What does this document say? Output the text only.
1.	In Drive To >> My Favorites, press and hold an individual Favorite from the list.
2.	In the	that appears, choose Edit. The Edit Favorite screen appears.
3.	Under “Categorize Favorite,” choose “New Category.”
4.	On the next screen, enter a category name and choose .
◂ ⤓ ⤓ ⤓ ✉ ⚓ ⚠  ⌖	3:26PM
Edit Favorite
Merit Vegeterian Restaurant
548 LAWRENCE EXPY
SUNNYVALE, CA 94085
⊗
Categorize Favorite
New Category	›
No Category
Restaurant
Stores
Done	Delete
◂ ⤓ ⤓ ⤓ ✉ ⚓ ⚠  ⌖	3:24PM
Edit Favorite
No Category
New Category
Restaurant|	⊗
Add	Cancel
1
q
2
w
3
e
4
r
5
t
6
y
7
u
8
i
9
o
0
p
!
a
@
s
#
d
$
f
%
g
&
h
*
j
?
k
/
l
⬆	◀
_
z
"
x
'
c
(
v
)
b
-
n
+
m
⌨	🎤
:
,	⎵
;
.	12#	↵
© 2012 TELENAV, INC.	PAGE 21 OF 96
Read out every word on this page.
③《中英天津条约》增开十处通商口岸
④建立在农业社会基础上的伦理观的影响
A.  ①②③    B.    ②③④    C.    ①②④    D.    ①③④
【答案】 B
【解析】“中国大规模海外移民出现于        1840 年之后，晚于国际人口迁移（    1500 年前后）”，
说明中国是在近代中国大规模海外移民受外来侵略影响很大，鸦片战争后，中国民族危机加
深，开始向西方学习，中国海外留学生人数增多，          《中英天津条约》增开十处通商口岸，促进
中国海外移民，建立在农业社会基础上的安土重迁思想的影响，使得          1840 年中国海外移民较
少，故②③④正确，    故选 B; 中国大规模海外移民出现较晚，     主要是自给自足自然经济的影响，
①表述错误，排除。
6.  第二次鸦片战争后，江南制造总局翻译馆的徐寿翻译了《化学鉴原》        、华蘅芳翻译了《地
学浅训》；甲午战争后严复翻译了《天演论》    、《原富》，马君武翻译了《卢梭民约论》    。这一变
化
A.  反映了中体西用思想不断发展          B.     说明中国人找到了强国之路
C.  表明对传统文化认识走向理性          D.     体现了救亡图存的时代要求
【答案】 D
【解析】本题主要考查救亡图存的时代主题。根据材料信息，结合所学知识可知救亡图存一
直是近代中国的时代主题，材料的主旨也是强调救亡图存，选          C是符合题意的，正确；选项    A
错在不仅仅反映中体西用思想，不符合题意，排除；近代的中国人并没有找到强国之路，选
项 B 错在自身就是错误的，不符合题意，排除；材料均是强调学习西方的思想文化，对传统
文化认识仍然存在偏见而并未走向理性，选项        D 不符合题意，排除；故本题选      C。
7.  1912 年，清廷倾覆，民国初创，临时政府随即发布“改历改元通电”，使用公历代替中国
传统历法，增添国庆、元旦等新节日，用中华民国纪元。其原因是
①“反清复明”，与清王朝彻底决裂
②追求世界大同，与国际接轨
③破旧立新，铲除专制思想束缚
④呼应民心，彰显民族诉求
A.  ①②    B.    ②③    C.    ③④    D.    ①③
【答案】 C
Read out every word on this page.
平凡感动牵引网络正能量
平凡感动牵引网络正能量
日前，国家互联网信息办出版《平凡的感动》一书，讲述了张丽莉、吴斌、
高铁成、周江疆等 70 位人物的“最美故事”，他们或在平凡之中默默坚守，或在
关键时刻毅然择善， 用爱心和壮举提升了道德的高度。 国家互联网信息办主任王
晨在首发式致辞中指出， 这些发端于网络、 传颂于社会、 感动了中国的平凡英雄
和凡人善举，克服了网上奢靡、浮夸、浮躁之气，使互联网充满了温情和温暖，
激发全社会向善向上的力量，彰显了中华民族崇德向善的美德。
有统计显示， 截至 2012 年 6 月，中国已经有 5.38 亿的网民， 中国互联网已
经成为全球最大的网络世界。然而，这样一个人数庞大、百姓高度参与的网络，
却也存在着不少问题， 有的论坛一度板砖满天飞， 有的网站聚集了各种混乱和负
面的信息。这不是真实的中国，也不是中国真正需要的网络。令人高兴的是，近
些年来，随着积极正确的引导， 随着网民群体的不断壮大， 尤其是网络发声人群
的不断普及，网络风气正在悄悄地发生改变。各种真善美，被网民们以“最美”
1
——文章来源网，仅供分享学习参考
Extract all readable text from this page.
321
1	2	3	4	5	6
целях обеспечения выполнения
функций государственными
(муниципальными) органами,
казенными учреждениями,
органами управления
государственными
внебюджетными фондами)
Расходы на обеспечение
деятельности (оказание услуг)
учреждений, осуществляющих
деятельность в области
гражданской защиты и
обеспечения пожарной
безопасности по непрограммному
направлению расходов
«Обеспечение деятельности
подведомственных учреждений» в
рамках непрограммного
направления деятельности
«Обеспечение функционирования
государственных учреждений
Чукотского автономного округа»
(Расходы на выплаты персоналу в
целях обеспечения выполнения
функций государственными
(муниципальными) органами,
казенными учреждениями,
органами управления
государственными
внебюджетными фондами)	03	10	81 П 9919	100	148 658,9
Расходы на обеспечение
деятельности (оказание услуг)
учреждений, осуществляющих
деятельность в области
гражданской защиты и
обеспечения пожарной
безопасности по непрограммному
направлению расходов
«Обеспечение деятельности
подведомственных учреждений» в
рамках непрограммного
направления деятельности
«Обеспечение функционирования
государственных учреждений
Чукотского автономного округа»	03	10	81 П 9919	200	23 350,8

(EXERCISE) The records above should be repeated in full, exactly as given.

(COMPLETED EXERCISE)
What does this document say? Output the text only.
1.	In Drive To >> My Favorites, press and hold an individual Favorite from the list.
2.	In the	that appears, choose Edit. The Edit Favorite screen appears.
3.	Under “Categorize Favorite,” choose “New Category.”
4.	On the next screen, enter a category name and choose .
◂ ⤓ ⤓ ⤓ ✉ ⚓ ⚠  ⌖	3:26PM
Edit Favorite
Merit Vegeterian Restaurant
548 LAWRENCE EXPY
SUNNYVALE, CA 94085
⊗
Categorize Favorite
New Category	›
No Category
Restaurant
Stores
Done	Delete
◂ ⤓ ⤓ ⤓ ✉ ⚓ ⚠  ⌖	3:24PM
Edit Favorite
No Category
New Category
Restaurant|	⊗
Add	Cancel
1
q
2
w
3
e
4
r
5
t
6
y
7
u
8
i
9
o
0
p
!
a
@
s
#
d
$
f
%
g
&
h
*
j
?
k
/
l
⬆	◀
_
z
"
x
'
c
(
v
)
b
-
n
+
m
⌨	🎤
:
,	⎵
;
.	12#	↵
© 2012 TELENAV, INC.	PAGE 21 OF 96
Read out every word on this page.
③《中英天津条约》增开十处通商口岸
④建立在农业社会基础上的伦理观的影响
A.  ①②③    B.    ②③④    C.    ①②④    D.    ①③④
【答案】 B
【解析】“中国大规模海外移民出现于        1840 年之后，晚于国际人口迁移（    1500 年前后）”，
说明中国是在近代中国大规模海外移民受外来侵略影响很大，鸦片战争后，中国民族危机加
深，开始向西方学习，中国海外留学生人数增多，          《中英天津条约》增开十处通商口岸，促进
中国海外移民，建立在农业社会基础上的安土重迁思想的影响，使得          1840 年中国海外移民较
少，故②③④正确，    故选 B; 中国大规模海外移民出现较晚，     主要是自给自足自然经济的影响，
①表述错误，排除。
6.  第二次鸦片战争后，江南制造总局翻译馆的徐寿翻译了《化学鉴原》        、华蘅芳翻译了《地
学浅训》；甲午战争后严复翻译了《天演论》    、《原富》，马君武翻译了《卢梭民约论》    。这一变
化
A.  反映了中体西用思想不断发展          B.     说明中国人找到了强国之路
C.  表明对传统文化认识走向理性          D.     体现了救亡图存的时代要求
【答案】 D
【解析】本题主要考查救亡图存的时代主题。根据材料信息，结合所学知识可知救亡图存一
直是近代中国的时代主题，材料的主旨也是强调救亡图存，选          C是符合题意的，正确；选项    A
错在不仅仅反映中体西用思想，不符合题意，排除；近代的中国人并没有找到强国之路，选
项 B 错在自身就是错误的，不符合题意，排除；材料均是强调学习西方的思想文化，对传统
文化认识仍然存在偏见而并未走向理性，选项        D 不符合题意，排除；故本题选      C。
7.  1912 年，清廷倾覆，民国初创，临时政府随即发布“改历改元通电”，使用公历代替中国
传统历法，增添国庆、元旦等新节日，用中华民国纪元。其原因是
①“反清复明”，与清王朝彻底决裂
②追求世界大同，与国际接轨
③破旧立新，铲除专制思想束缚
④呼应民心，彰显民族诉求
A.  ①②    B.    ②③    C.    ③④    D.    ①③
【答案】 C
Read out every word on this page.
平凡感动牵引网络正能量
平凡感动牵引网络正能量
日前，国家互联网信息办出版《平凡的感动》一书，讲述了张丽莉、吴斌、
高铁成、周江疆等 70 位人物的“最美故事”，他们或在平凡之中默默坚守，或在
关键时刻毅然择善， 用爱心和壮举提升了道德的高度。 国家互联网信息办主任王
晨在首发式致辞中指出， 这些发端于网络、 传颂于社会、 感动了中国的平凡英雄
和凡人善举，克服了网上奢靡、浮夸、浮躁之气，使互联网充满了温情和温暖，
激发全社会向善向上的力量，彰显了中华民族崇德向善的美德。
有统计显示， 截至 2012 年 6 月，中国已经有 5.38 亿的网民， 中国互联网已
经成为全球最大的网络世界。然而，这样一个人数庞大、百姓高度参与的网络，
却也存在着不少问题， 有的论坛一度板砖满天飞， 有的网站聚集了各种混乱和负
面的信息。这不是真实的中国，也不是中国真正需要的网络。令人高兴的是，近
些年来，随着积极正确的引导， 随着网民群体的不断壮大， 尤其是网络发声人群
的不断普及，网络风气正在悄悄地发生改变。各种真善美，被网民们以“最美”
1
——文章来源网，仅供分享学习参考
Extract all readable text from this page.
321
1	2	3	4	5	6
целях обеспечения выполнения
функций государственными
(муниципальными) органами,
казенными учреждениями,
органами управления
государственными
внебюджетными фондами)
Расходы на обеспечение
деятельности (оказание услуг)
учреждений, осуществляющих
деятельность в области
гражданской защиты и
обеспечения пожарной
безопасности по непрограммному
направлению расходов
«Обеспечение деятельности
подведомственных учреждений» в
рамках непрограммного
направления деятельности
«Обеспечение функционирования
государственных учреждений
Чукотского автономного округа»
(Расходы на выплаты персоналу в
целях обеспечения выполнения
функций государственными
(муниципальными) органами,
казенными учреждениями,
органами управления
государственными
внебюджетными фондами)	03	10	81 П 9919	100	148 658,9
Расходы на обеспечение
деятельности (оказание услуг)
учреждений, осуществляющих
деятельность в области
гражданской защиты и
обеспечения пожарной
безопасности по непрограммному
направлению расходов
«Обеспечение деятельности
подведомственных учреждений» в
рамках непрограммного
направления деятельности
«Обеспечение функционирования
государственных учреждений
Чукотского автономного округа»	03	10	81 П 9919	200	23 350,8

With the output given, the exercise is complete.